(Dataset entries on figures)
▶

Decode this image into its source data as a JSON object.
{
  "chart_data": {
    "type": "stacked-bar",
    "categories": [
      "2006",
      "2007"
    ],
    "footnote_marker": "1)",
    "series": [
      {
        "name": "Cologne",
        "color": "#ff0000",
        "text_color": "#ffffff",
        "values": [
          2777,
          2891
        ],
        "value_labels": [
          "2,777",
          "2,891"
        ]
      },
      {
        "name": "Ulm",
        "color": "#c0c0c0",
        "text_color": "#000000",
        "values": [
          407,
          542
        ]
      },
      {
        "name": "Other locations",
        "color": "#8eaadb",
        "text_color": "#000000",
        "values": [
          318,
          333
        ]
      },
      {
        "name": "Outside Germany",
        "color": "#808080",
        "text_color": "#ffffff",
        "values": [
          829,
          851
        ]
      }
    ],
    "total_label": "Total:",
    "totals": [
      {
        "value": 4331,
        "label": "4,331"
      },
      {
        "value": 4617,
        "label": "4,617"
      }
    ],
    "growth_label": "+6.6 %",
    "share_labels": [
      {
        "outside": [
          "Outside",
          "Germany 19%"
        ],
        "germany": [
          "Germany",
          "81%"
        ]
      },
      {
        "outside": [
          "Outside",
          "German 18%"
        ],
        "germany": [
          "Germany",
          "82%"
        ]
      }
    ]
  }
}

◀

▶ [THE PROBLEM]: Return all the data above once more, precisely as given.

▶ [FINAL RESULT]:
Decode this image into its source data as a JSON object.
{
  "chart_data": {
    "type": "stacked-bar",
    "categories": [
      "2006",
      "2007"
    ],
    "footnote_marker": "1)",
    "series": [
      {
        "name": "Cologne",
        "color": "#ff0000",
        "text_color": "#ffffff",
        "values": [
          2777,
          2891
        ],
        "value_labels": [
          "2,777",
          "2,891"
        ]
      },
      {
        "name": "Ulm",
        "color": "#c0c0c0",
        "text_color": "#000000",
        "values": [
          407,
          542
        ]
      },
      {
        "name": "Other locations",
        "color": "#8eaadb",
        "text_color": "#000000",
        "values": [
          318,
          333
        ]
      },
      {
        "name": "Outside Germany",
        "color": "#808080",
        "text_color": "#ffffff",
        "values": [
          829,
          851
        ]
      }
    ],
    "total_label": "Total:",
    "totals": [
      {
        "value": 4331,
        "label": "4,331"
      },
      {
        "value": 4617,
        "label": "4,617"
      }
    ],
    "growth_label": "+6.6 %",
    "share_labels": [
      {
        "outside": [
          "Outside",
          "Germany 19%"
        ],
        "germany": [
          "Germany",
          "81%"
        ]
      },
      {
        "outside": [
          "Outside",
          "German 18%"
        ],
        "germany": [
          "Germany",
          "82%"
        ]
      }
    ]
  }
}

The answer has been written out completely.